Stored records
────────────────────────────────────────

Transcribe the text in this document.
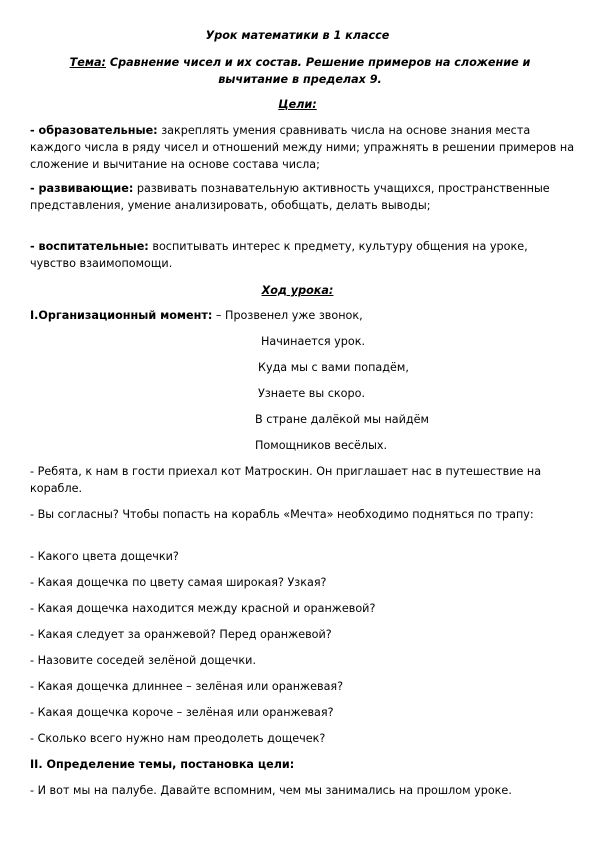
Урок математики в 1 классе
Тема: Сравнение чисел и их состав. Решение примеров на сложение и вычитание в пределах 9.
Цели:
- образовательные: закреплять умения сравнивать числа на основе знания места каждого числа в ряду чисел и отношений между ними; упражнять в решении примеров на сложение и вычитание на основе состава числа;
- развивающие: развивать познавательную активность учащихся, пространственные представления, умение анализировать, обобщать, делать выводы;
- воспитательные: воспитывать интерес к предмету, культуру общения на уроке, чувство взаимопомощи.
Ход урока:
I.Организационный момент: – Прозвенел уже звонок,
Начинается урок.
Куда мы с вами попадём,
Узнаете вы скоро.
В стране далёкой мы найдём
Помощников весёлых.
- Ребята, к нам в гости приехал кот Матроскин. Он приглашает нас в путешествие на корабле.
- Вы согласны? Чтобы попасть на корабль «Мечта» необходимо подняться по трапу:
- Какого цвета дощечки?
- Какая дощечка по цвету самая широкая? Узкая?
- Какая дощечка находится между красной и оранжевой?
- Какая следует за оранжевой? Перед оранжевой?
- Назовите соседей зелёной дощечки.
- Какая дощечка длиннее – зелёная или оранжевая?
- Какая дощечка короче – зелёная или оранжевая?
- Сколько всего нужно нам преодолеть дощечек?
II. Определение темы, постановка цели:
- И вот мы на палубе. Давайте вспомним, чем мы занимались на прошлом уроке.
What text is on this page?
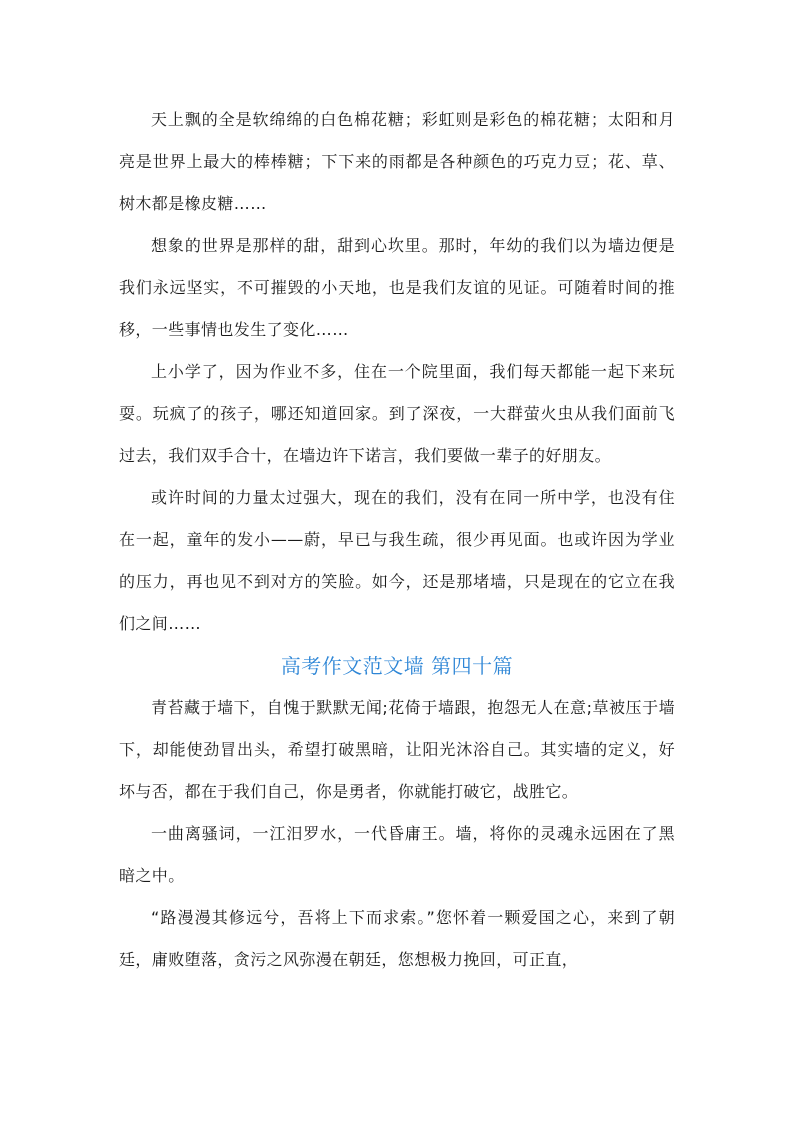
天上飘的全是软绵绵的白色棉花糖；彩虹则是彩色的棉花糖；太阳和月亮是世界上最大的棒棒糖；下下来的雨都是各种颜色的巧克力豆；花、草、树木都是橡皮糖……

想象的世界是那样的甜，甜到心坎里。那时，年幼的我们以为墙边便是我们永远坚实，不可摧毁的小天地，也是我们友谊的见证。可随着时间的推移，一些事情也发生了变化……

上小学了，因为作业不多，住在一个院里面，我们每天都能一起下来玩耍。玩疯了的孩子，哪还知道回家。到了深夜，一大群萤火虫从我们面前飞过去，我们双手合十，在墙边许下诺言，我们要做一辈子的好朋友。

或许时间的力量太过强大，现在的我们，没有在同一所中学，也没有住在一起，童年的发小——蔚，早已与我生疏，很少再见面。也或许因为学业的压力，再也见不到对方的笑脸。如今，还是那堵墙，只是现在的它立在我们之间……

高考作文范文墙 第四十篇

青苔藏于墙下，自愧于默默无闻;花倚于墙跟，抱怨无人在意;草被压于墙下，却能使劲冒出头，希望打破黑暗，让阳光沐浴自己。其实墙的定义，好坏与否，都在于我们自己，你是勇者，你就能打破它，战胜它。

一曲离骚词，一江汨罗水，一代昏庸王。墙，将你的灵魂永远困在了黑暗之中。

“路漫漫其修远兮，吾将上下而求索。”您怀着一颗爱国之心，来到了朝廷，庸败堕落，贪污之风弥漫在朝廷，您想极力挽回，可正直，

────────────────────────────────────────

GIVEN INSTRUCTION: Scan the material for lines with the word "зелёная", and copy each line you find.

THE SOLUTION:
- Какая дощечка длиннее – зелёная или оранжевая?
- Какая дощечка короче – зелёная или оранжевая?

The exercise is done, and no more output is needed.